§ **Requirements**
Find each line containing the string "name" and return it.

§ **Listed entries**
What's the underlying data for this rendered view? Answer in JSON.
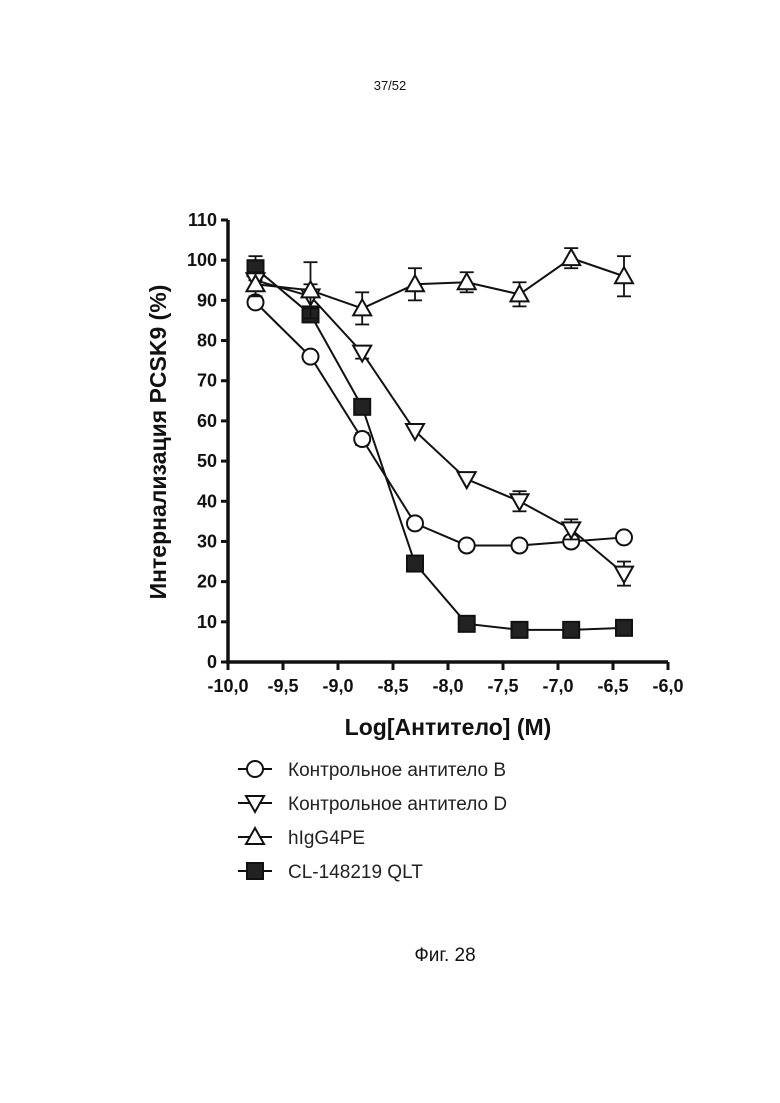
{
  "page_number": "37/52",
  "figure_caption": "Фиг. 28",
  "chart_data": {
    "type": "line",
    "xlabel": "Log[Антитело] (M)",
    "ylabel": "Интернализация PCSK9 (%)",
    "xlim": [
      -10.0,
      -6.0
    ],
    "ylim": [
      0,
      110
    ],
    "x_ticks": [
      "-10,0",
      "-9,5",
      "-9,0",
      "-8,5",
      "-8,0",
      "-7,5",
      "-7,0",
      "-6,5",
      "-6,0"
    ],
    "x_tick_values": [
      -10.0,
      -9.5,
      -9.0,
      -8.5,
      -8.0,
      -7.5,
      -7.0,
      -6.5,
      -6.0
    ],
    "y_ticks": [
      "0",
      "10",
      "20",
      "30",
      "40",
      "50",
      "60",
      "70",
      "80",
      "90",
      "100",
      "110"
    ],
    "y_tick_values": [
      0,
      10,
      20,
      30,
      40,
      50,
      60,
      70,
      80,
      90,
      100,
      110
    ],
    "grid": false,
    "legend_position": "bottom",
    "x": [
      -9.75,
      -9.25,
      -8.78,
      -8.3,
      -7.83,
      -7.35,
      -6.88,
      -6.4
    ],
    "series": [
      {
        "name": "Контрольное антитело B",
        "marker": "circle-open",
        "values": [
          89.5,
          76,
          55.5,
          34.5,
          29,
          29,
          30,
          31
        ],
        "errors": [
          1,
          0,
          1.5,
          0,
          0,
          0,
          1,
          0
        ]
      },
      {
        "name": "Контрольное антитело D",
        "marker": "triangle-down-open",
        "values": [
          95,
          91,
          77,
          57.5,
          45.5,
          40,
          33,
          22
        ],
        "errors": [
          2,
          3,
          1.5,
          0,
          0,
          2.5,
          2.5,
          3
        ]
      },
      {
        "name": "hIgG4PE",
        "marker": "triangle-up-open",
        "values": [
          94,
          92.5,
          88,
          94,
          94.5,
          91.5,
          100.5,
          96
        ],
        "errors": [
          3,
          7,
          4,
          4,
          2.5,
          3,
          2.5,
          5
        ]
      },
      {
        "name": "CL-148219 QLT",
        "marker": "square-filled",
        "values": [
          98,
          86.5,
          63.5,
          24.5,
          9.5,
          8,
          8,
          8.5
        ],
        "errors": [
          3,
          1,
          0,
          0,
          0,
          0,
          0,
          0
        ]
      }
    ]
  }
}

§ **Exercise result**
        "name": "Контрольное антитело B",
        "name": "Контрольное антитело D",
        "name": "hIgG4PE",
        "name": "CL-148219 QLT",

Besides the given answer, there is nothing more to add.